= TASK INSTRUCTIONS =
Transcribe all records exactly.

### MATERIAL FOR THE TASK

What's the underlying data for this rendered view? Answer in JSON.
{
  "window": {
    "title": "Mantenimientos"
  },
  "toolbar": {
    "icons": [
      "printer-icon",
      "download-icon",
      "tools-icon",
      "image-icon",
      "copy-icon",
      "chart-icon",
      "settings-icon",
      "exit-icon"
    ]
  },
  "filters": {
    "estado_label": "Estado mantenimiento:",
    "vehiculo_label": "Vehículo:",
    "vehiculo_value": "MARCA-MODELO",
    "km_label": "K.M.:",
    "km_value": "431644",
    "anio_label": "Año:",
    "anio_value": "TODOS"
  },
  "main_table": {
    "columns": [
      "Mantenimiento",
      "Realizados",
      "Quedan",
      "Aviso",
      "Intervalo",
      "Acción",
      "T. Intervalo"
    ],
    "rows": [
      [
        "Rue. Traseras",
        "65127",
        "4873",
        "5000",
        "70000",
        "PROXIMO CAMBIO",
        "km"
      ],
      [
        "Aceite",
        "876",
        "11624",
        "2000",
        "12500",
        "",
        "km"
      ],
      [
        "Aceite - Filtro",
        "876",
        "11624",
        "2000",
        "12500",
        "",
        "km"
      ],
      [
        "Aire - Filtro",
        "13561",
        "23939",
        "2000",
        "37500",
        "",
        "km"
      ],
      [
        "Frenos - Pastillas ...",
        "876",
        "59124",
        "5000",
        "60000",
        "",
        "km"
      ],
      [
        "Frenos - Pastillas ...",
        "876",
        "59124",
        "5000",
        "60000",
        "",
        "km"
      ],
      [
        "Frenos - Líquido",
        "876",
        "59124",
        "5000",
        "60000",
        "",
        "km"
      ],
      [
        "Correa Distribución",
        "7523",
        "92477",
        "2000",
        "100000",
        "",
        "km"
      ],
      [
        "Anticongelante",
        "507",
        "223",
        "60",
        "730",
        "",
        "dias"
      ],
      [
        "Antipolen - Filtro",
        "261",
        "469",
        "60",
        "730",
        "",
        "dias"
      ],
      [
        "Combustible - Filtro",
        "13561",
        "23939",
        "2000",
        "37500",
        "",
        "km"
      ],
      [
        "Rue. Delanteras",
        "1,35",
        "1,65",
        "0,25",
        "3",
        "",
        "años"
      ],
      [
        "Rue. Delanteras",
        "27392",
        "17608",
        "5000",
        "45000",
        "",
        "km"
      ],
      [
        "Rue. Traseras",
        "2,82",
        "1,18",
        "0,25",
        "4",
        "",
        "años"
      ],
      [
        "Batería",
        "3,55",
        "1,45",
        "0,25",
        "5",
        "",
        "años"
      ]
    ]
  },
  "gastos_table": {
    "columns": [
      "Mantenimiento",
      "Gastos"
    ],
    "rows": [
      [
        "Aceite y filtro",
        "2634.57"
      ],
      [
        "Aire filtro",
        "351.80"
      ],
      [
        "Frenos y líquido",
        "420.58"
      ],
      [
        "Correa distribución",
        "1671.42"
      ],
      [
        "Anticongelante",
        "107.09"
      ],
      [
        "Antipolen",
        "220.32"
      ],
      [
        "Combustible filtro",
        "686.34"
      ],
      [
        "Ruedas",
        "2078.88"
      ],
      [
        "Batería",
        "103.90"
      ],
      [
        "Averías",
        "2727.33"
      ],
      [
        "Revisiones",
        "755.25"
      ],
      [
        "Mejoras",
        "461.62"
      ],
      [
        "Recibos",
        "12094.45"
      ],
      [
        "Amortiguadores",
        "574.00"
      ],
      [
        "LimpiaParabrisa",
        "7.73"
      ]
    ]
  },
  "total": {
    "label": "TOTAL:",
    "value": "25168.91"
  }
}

######

= SOLUTION FOR THIS EXERCISE =
What's the underlying data for this rendered view? Answer in JSON.
{
  "window": {
    "title": "Mantenimientos"
  },
  "toolbar": {
    "icons": [
      "printer-icon",
      "download-icon",
      "tools-icon",
      "image-icon",
      "copy-icon",
      "chart-icon",
      "settings-icon",
      "exit-icon"
    ]
  },
  "filters": {
    "estado_label": "Estado mantenimiento:",
    "vehiculo_label": "Vehículo:",
    "vehiculo_value": "MARCA-MODELO",
    "km_label": "K.M.:",
    "km_value": "431644",
    "anio_label": "Año:",
    "anio_value": "TODOS"
  },
  "main_table": {
    "columns": [
      "Mantenimiento",
      "Realizados",
      "Quedan",
      "Aviso",
      "Intervalo",
      "Acción",
      "T. Intervalo"
    ],
    "rows": [
      [
        "Rue. Traseras",
        "65127",
        "4873",
        "5000",
        "70000",
        "PROXIMO CAMBIO",
        "km"
      ],
      [
        "Aceite",
        "876",
        "11624",
        "2000",
        "12500",
        "",
        "km"
      ],
      [
        "Aceite - Filtro",
        "876",
        "11624",
        "2000",
        "12500",
        "",
        "km"
      ],
      [
        "Aire - Filtro",
        "13561",
        "23939",
        "2000",
        "37500",
        "",
        "km"
      ],
      [
        "Frenos - Pastillas ...",
        "876",
        "59124",
        "5000",
        "60000",
        "",
        "km"
      ],
      [
        "Frenos - Pastillas ...",
        "876",
        "59124",
        "5000",
        "60000",
        "",
        "km"
      ],
      [
        "Frenos - Líquido",
        "876",
        "59124",
        "5000",
        "60000",
        "",
        "km"
      ],
      [
        "Correa Distribución",
        "7523",
        "92477",
        "2000",
        "100000",
        "",
        "km"
      ],
      [
        "Anticongelante",
        "507",
        "223",
        "60",
        "730",
        "",
        "dias"
      ],
      [
        "Antipolen - Filtro",
        "261",
        "469",
        "60",
        "730",
        "",
        "dias"
      ],
      [
        "Combustible - Filtro",
        "13561",
        "23939",
        "2000",
        "37500",
        "",
        "km"
      ],
      [
        "Rue. Delanteras",
        "1,35",
        "1,65",
        "0,25",
        "3",
        "",
        "años"
      ],
      [
        "Rue. Delanteras",
        "27392",
        "17608",
        "5000",
        "45000",
        "",
        "km"
      ],
      [
        "Rue. Traseras",
        "2,82",
        "1,18",
        "0,25",
        "4",
        "",
        "años"
      ],
      [
        "Batería",
        "3,55",
        "1,45",
        "0,25",
        "5",
        "",
        "años"
      ]
    ]
  },
  "gastos_table": {
    "columns": [
      "Mantenimiento",
      "Gastos"
    ],
    "rows": [
      [
        "Aceite y filtro",
        "2634.57"
      ],
      [
        "Aire filtro",
        "351.80"
      ],
      [
        "Frenos y líquido",
        "420.58"
      ],
      [
        "Correa distribución",
        "1671.42"
      ],
      [
        "Anticongelante",
        "107.09"
      ],
      [
        "Antipolen",
        "220.32"
      ],
      [
        "Combustible filtro",
        "686.34"
      ],
      [
        "Ruedas",
        "2078.88"
      ],
      [
        "Batería",
        "103.90"
      ],
      [
        "Averías",
        "2727.33"
      ],
      [
        "Revisiones",
        "755.25"
      ],
      [
        "Mejoras",
        "461.62"
      ],
      [
        "Recibos",
        "12094.45"
      ],
      [
        "Amortiguadores",
        "574.00"
      ],
      [
        "LimpiaParabrisa",
        "7.73"
      ]
    ]
  },
  "total": {
    "label": "TOTAL:",
    "value": "25168.91"
  }
}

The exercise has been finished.